Gather from the material every line that contains the string "content".
==*==
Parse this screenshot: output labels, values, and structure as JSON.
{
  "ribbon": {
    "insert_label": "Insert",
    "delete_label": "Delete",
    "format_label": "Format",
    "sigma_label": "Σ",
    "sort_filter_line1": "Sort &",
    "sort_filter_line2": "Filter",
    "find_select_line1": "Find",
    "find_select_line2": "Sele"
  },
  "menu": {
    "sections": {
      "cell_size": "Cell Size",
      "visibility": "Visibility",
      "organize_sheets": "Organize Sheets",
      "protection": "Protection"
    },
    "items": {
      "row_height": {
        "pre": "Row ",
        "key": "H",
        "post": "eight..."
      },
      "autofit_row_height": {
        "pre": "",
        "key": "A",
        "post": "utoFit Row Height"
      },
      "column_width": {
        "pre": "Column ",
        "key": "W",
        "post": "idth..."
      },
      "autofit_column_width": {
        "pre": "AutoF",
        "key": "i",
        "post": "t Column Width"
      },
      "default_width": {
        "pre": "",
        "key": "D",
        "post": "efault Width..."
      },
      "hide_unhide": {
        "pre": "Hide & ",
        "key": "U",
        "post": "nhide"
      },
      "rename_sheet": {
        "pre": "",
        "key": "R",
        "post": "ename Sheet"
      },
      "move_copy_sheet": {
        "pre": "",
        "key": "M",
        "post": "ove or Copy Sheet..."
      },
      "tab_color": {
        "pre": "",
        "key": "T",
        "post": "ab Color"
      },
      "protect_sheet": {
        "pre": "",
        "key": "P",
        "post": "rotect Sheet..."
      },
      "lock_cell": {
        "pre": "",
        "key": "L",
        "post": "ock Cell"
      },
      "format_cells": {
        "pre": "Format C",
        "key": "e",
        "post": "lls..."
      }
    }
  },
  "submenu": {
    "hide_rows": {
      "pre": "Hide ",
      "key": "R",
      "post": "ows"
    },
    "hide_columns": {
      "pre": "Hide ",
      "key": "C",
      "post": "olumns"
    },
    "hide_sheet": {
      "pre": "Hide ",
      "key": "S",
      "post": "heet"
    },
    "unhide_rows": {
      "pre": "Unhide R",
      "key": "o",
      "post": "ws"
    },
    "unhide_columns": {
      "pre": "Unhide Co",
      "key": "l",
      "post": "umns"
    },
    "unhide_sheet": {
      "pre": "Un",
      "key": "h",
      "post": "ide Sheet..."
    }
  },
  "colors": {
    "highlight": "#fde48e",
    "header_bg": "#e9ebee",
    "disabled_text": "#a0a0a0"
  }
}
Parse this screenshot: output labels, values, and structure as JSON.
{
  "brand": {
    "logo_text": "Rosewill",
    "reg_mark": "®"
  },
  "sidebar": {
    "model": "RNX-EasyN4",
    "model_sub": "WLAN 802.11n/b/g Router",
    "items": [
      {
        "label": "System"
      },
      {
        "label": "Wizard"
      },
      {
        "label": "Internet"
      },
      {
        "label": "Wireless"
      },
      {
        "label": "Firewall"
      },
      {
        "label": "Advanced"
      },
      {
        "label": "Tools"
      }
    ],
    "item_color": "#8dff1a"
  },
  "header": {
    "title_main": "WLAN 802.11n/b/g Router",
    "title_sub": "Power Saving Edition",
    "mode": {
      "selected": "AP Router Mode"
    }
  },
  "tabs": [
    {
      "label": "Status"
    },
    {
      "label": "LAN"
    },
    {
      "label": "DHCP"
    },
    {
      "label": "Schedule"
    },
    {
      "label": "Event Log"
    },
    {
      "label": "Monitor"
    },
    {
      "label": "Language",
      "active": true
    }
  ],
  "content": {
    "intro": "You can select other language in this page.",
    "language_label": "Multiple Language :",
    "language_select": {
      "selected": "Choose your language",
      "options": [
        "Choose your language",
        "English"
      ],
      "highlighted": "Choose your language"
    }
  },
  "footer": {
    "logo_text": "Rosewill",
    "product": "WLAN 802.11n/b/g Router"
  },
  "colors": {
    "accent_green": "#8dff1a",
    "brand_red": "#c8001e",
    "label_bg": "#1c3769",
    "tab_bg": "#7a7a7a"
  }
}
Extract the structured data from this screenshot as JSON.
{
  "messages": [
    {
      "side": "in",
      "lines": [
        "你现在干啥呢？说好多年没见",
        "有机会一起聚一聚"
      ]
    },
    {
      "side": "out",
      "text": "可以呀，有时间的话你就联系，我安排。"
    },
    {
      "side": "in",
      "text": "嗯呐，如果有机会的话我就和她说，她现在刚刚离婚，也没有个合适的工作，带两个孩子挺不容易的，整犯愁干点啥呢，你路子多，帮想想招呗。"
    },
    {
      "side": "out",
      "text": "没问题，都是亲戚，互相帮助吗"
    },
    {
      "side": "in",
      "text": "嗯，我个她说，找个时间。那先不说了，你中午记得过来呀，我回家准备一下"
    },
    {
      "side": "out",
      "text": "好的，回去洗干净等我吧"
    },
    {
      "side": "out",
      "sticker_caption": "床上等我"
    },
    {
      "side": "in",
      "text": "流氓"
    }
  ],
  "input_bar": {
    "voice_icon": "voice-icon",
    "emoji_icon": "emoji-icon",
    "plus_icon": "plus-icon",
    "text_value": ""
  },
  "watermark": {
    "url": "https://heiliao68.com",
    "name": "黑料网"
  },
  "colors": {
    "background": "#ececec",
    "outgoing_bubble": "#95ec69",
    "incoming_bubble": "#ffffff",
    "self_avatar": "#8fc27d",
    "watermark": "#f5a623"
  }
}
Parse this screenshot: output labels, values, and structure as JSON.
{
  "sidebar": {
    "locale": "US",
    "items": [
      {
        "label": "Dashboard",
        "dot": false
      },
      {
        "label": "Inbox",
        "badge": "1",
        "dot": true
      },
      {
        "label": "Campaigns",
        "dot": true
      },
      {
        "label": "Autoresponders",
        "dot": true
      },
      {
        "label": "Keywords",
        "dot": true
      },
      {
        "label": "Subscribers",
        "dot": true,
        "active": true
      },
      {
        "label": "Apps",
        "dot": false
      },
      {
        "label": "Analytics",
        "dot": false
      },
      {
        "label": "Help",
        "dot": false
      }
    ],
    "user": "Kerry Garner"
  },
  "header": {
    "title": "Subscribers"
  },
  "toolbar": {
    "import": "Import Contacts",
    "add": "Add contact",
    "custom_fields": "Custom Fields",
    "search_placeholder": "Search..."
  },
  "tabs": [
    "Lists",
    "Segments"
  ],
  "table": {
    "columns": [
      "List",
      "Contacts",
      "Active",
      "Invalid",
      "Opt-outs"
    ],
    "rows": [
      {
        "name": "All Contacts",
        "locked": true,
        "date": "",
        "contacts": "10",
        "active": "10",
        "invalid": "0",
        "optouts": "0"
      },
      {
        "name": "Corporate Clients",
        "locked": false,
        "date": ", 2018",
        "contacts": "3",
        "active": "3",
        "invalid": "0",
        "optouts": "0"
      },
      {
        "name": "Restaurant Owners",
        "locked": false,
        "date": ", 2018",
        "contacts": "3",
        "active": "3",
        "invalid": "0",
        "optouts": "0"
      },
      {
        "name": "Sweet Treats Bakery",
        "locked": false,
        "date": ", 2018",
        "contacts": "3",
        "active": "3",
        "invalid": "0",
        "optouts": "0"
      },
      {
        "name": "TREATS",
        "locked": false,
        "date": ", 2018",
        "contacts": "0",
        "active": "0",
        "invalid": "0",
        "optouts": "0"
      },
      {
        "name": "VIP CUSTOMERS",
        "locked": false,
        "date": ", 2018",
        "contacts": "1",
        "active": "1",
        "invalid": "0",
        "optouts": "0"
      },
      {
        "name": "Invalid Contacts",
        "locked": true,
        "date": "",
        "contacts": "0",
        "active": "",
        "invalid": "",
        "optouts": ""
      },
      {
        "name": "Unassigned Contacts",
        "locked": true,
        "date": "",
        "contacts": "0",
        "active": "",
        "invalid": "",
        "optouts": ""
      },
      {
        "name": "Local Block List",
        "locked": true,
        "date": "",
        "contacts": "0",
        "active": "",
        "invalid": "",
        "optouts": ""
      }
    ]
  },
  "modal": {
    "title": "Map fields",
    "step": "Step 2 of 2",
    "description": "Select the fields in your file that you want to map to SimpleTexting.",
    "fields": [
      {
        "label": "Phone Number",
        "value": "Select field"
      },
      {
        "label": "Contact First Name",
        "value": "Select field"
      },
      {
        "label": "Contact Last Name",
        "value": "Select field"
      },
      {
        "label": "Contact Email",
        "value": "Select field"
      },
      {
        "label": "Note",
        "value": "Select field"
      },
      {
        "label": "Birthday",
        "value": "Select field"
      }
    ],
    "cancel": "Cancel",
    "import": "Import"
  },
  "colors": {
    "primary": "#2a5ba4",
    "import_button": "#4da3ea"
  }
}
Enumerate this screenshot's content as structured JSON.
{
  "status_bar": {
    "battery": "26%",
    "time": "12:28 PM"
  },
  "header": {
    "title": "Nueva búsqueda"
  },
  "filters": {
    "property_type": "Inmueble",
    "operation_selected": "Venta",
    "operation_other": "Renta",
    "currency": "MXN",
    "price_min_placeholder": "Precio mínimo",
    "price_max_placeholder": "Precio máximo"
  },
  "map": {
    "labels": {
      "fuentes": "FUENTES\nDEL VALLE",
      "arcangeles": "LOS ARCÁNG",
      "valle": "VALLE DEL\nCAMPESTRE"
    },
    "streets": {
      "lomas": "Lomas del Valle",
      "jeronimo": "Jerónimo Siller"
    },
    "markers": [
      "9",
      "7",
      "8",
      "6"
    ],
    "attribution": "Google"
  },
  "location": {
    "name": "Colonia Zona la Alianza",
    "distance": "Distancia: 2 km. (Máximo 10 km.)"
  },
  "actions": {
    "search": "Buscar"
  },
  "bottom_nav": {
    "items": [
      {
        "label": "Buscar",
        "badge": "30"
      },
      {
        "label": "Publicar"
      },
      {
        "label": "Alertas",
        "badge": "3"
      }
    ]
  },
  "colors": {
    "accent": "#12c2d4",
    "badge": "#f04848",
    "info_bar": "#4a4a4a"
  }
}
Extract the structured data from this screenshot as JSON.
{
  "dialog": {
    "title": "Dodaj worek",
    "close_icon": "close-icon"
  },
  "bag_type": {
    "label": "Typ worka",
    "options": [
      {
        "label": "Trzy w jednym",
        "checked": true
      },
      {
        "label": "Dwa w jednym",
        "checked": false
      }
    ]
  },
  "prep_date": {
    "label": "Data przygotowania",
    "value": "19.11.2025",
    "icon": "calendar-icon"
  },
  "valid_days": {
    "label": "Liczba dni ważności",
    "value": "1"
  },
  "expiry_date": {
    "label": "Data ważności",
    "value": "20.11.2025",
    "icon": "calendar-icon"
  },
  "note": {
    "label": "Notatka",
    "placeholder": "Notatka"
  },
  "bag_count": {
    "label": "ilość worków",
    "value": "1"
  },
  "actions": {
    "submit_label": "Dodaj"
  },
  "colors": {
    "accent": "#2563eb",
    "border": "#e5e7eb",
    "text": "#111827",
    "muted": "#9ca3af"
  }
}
==*==
**Exercise response**
  "content": {
Enumerate this screenshot's content as structured JSON.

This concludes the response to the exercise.